TÂCHE ÉCRITE 1: Extrayez tel quel le passage de la critique du roman de Laurent Gaudé qui va de « Il ne faudrait » à « parties très distinctes. ».

EXTRAIT DU TEXTE:
========================
D’aucuns
reprochent à Laurent Gaudé de s’inspirer de catastrophes ou de faits de société
graves pour composer ses romans. C’est lui faire un procès d’intention dans un
monde soumis à un bombardement incessant d’informations surtout si elles sont
porteuses de mauvaises nouvelles, de peurs et d’angoisses diverses. Un auteur s’inspire
souvent de sa propre expérience personnelle et, dans le cas de Gaudé, elle est
constituée pour son dernier roman publié de ce dont on nous abreuve, ici le
séisme qui dévasta Haïti en 2012, et d’une étude sur place de la culture et des
multiples croyances vernaculaires.
Il ne faudrait
donc pas voir ce roman comme une énième fiction sur ce tremblement de terre. En
fait, il s’agit plutôt de regarder et de comprendre comment un évènement de ce
type change profondément la façon d’être aux autres ainsi que sa propre
personnalité, sa détermination ou la force de caractère dont on peut, ou non,
faire preuve.
Pour cela,
Laurent Gaudé structure son roman à l’aide de chapitres relativement courts tous
titrés afin de nous indiquer et deux ou trois mots ce dont il va être question,
en trois parties très distinctes.
La première met
en scène la galerie de personnages dont nous allons suivre la vie après,
toutefois, une scène initiale étrange durant laquelle nous assistons à la fois
à la mort d’une jeune femme qui laisse derrière elle deux jeunes enfants et au
surgissement d’un personnage qui semble être l’un des représentants des
divinités vaudou venu délivrer un message ambigu à l’une des sœurs de la
victime, la marquant d’un signe dont on ne sait s’il est une condamnation à
mort ou au contraire un sauf-conduit pour ressortir vivante d’épreuves à venir.
Une scène dont on ne comprendra les divers sens qu’à la toute fin du roman. Une
scène qui indique aussi que, là-bas, à Haïti, la vie est rythmée par une
cohabitation avec les forces cachées sur lesquelles on n’a pas de réelle prise.
Durant toute
cette première partie, nous irons à la rencontre de personnages qui ont décidé
de croquer la vie à pleines dents. Les vieux qui ont survécu à la dictature et
aux tortures se retrouvent autour d’un verre ou de parties endiablées de domino
dans un ancien bordel qui a connu des temps meilleurs et qui n’est désormais
plus que le lieu où l’un de la bande, plus jeune, ramène ses conquêtes d’un
soir pour une nuit d’amour à la seule condition qu’elles soient toutes des
femmes mariées. Les jeunes adultes s’y rencontrent, se tournent autour et se
séduisent. Les élèves infirmières de l’école toute proche viennent aussi y
apporter leur fraîcheur et faire le lien entre les générations. Tous ont une
place dans une société haïtienne qui semble s’être débarrassée de ses démons
politiques, de ses tyrannies ou occupations étrangères pour vivre, chichement
mais de façon heureuse, dans une forme de vie collective trépidante.
========================
Enregistrements d'un jeu de données:

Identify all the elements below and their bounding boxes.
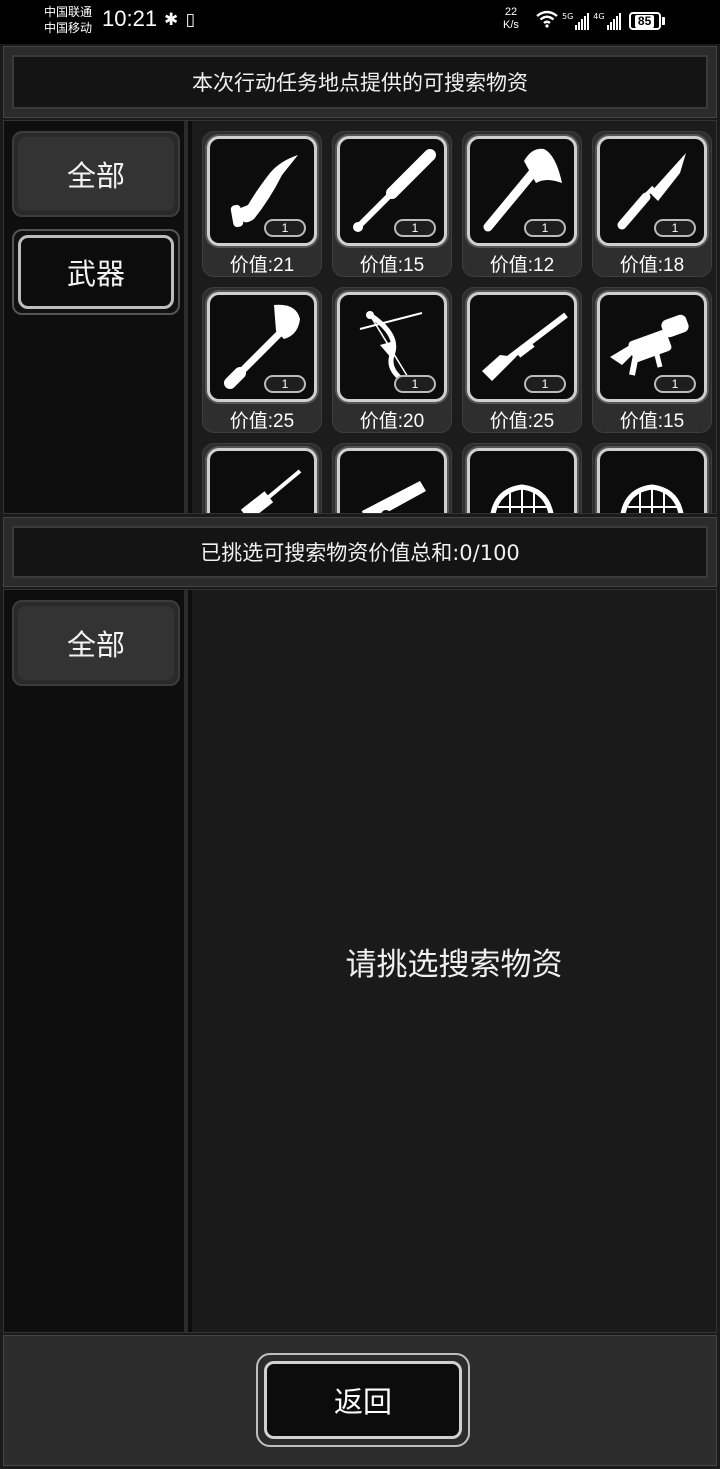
empty-message: 请挑选搜索物资 [345,946,563,983]
item-quantity-badge: 1 [394,219,436,237]
bluetooth-vibrate-icons: ✱ ▯ [164,10,197,30]
category-tab-weapons[interactable]: 武器 [12,229,180,315]
item-quantity-badge: 1 [654,219,696,237]
header-bar: 本次行动任务地点提供的可搜索物资 [3,46,717,118]
item-card-helmet[interactable] [462,443,582,513]
page-title: 本次行动任务地点提供的可搜索物资 [12,55,708,109]
item-card-combat-knife[interactable]: 1 价值:18 [592,131,712,277]
helmet-icon [490,484,554,513]
item-value: 价值:21 [229,255,295,276]
selected-items-area: 请挑选搜索物资 [192,590,716,1332]
carrier-info: 中国联通 中国移动 [44,4,92,36]
selected-category-tab-all[interactable]: 全部 [12,600,180,686]
item-value: 价值:25 [489,411,555,432]
item-value: 价值:15 [619,411,685,432]
item-quantity-badge: 1 [264,375,306,393]
item-grid[interactable]: 1 价值:21 1 价值:15 1 价值:12 1 价值:18 1 价值:25 … [192,121,716,513]
item-card-axe[interactable]: 1 价值:12 [462,131,582,277]
wifi-icon [536,10,558,32]
item-card-shovel[interactable]: 1 价值:25 [202,287,322,433]
battery-icon: 85 [628,12,665,30]
item-quantity-badge: 1 [524,375,566,393]
helmet-icon [620,484,684,513]
item-value: 价值:15 [359,255,425,276]
item-card-helmet-2[interactable] [592,443,712,513]
category-sidebar: 全部 武器 [4,121,188,513]
item-value: 价值:20 [359,411,425,432]
item-card-compound-bow[interactable]: 1 价值:20 [332,287,452,433]
carrier-2: 中国移动 [44,21,93,35]
rifle-icon [240,469,302,513]
signal-4g-icon: 4G [593,12,621,30]
item-card-rifle[interactable] [202,443,322,513]
item-quantity-badge: 1 [524,219,566,237]
selected-total-bar: 已挑选可搜索物资价值总和:0/100 [3,517,717,587]
item-quantity-badge: 1 [654,375,696,393]
clock: 10:21 [102,6,158,31]
network-speed: 22 K/s [503,6,519,31]
selected-items-panel: 全部 请挑选搜索物资 [3,589,717,1333]
item-value: 价值:12 [489,255,555,276]
status-bar: 中国联通 中国移动 10:21 ✱ ▯ 22 K/s 5G 4G 85 [0,0,720,44]
selected-category-sidebar: 全部 [4,590,188,1332]
item-value: 价值:18 [619,255,685,276]
battery-level: 85 [634,14,655,28]
item-value: 价值:25 [229,411,295,432]
selected-total-text: 已挑选可搜索物资价值总和:0/100 [12,526,708,578]
item-card-shotgun[interactable]: 1 价值:25 [462,287,582,433]
item-quantity-badge: 1 [264,219,306,237]
item-card-machete[interactable]: 1 价值:21 [202,131,322,277]
signal-5g-icon: 5G [562,12,590,30]
item-card-baseball-bat[interactable]: 1 价值:15 [332,131,452,277]
back-button-label: 返回 [333,1385,392,1419]
available-items-panel: 全部 武器 1 价值:21 1 价值:15 1 价值:12 1 价值:18 1 … [3,120,717,514]
back-button[interactable]: 返回 [256,1353,470,1447]
item-card-grenade-launcher[interactable]: 1 价值:15 [592,287,712,433]
pistol-icon [362,481,426,513]
status-right: 5G 4G 85 [536,9,665,33]
item-card-pistol[interactable] [332,443,452,513]
item-quantity-badge: 1 [394,375,436,393]
category-tab-all[interactable]: 全部 [12,131,180,217]
footer: 返回 [3,1335,717,1466]
carrier-1: 中国联通 [44,5,93,19]
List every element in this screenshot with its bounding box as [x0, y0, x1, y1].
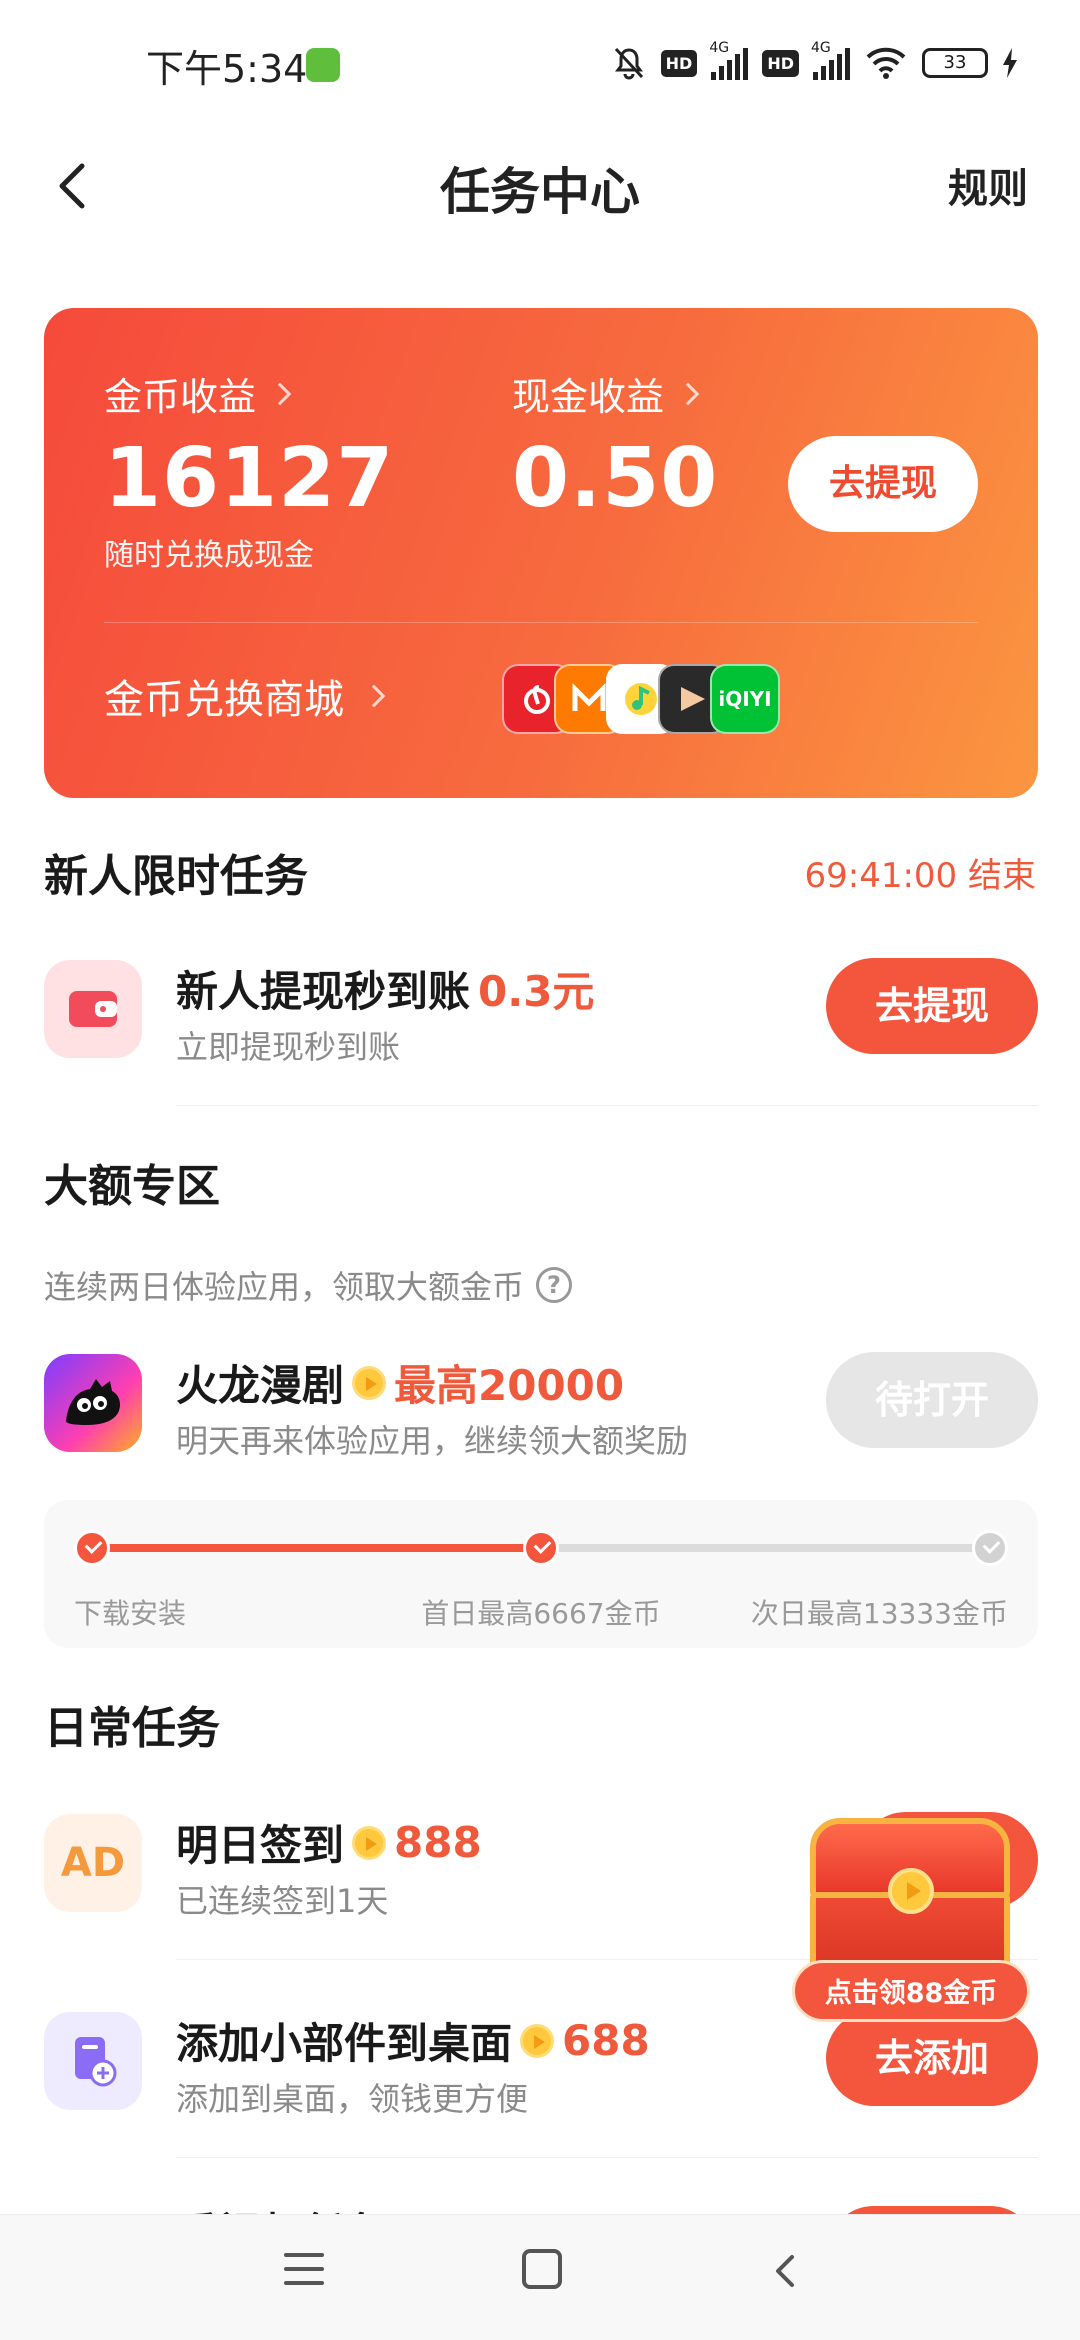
========================
TÂCHE ÉCRITE 2: Recopiez les rangées ci-dessus de la ligne contenant « empty-message: 请挑选搜索物资 [345,946,563,983] » à celle contenant « item-value: 价值:15 [359,255,425,276] », en remplaçant « item-quantity-badge » par « quantity-tag » et en laissant tout le reste intact.

RÉSULTAT OBTENU 1:
Il ne faudrait
donc pas voir ce roman comme une énième fiction sur ce tremblement de terre. En
fait, il s’agit plutôt de regarder et de comprendre comment un évènement de ce
type change profondément la façon d’être aux autres ainsi que sa propre
personnalité, sa détermination ou la force de caractère dont on peut, ou non,
faire preuve.
Pour cela,
Laurent Gaudé structure son roman à l’aide de chapitres relativement courts tous
titrés afin de nous indiquer et deux ou trois mots ce dont il va être question,
en trois parties très distinctes.

RÉSULTAT OBTENU 2:
empty-message: 请挑选搜索物资 [345,946,563,983]
quantity-tag: 1 [394,219,436,237]
bluetooth-vibrate-icons: ✱ ▯ [164,10,197,30]
category-tab-weapons[interactable]: 武器 [12,229,180,315]
quantity-tag: 1 [654,219,696,237]
header-bar: 本次行动任务地点提供的可搜索物资 [3,46,717,118]
item-card-helmet[interactable] [462,443,582,513]
page-title: 本次行动任务地点提供的可搜索物资 [12,55,708,109]
item-card-combat-knife[interactable]: 1 价值:18 [592,131,712,277]
helmet-icon [490,484,554,513]
item-value: 价值:21 [229,255,295,276]
selected-items-area: 请挑选搜索物资 [192,590,716,1332]
carrier-info: 中国联通 中国移动 [44,4,92,36]
selected-category-tab-all[interactable]: 全部 [12,600,180,686]
item-value: 价值:25 [489,411,555,432]
item-value: 价值:15 [619,411,685,432]
quantity-tag: 1 [264,375,306,393]
item-grid[interactable]: 1 价值:21 1 价值:15 1 价值:12 1 价值:18 1 价值:25 … [192,121,716,513]
item-card-axe[interactable]: 1 价值:12 [462,131,582,277]
wifi-icon [536,10,558,32]
item-card-shovel[interactable]: 1 价值:25 [202,287,322,433]
battery-icon: 85 [628,12,665,30]
quantity-tag: 1 [524,375,566,393]
helmet-icon [620,484,684,513]
item-value: 价值:15 [359,255,425,276]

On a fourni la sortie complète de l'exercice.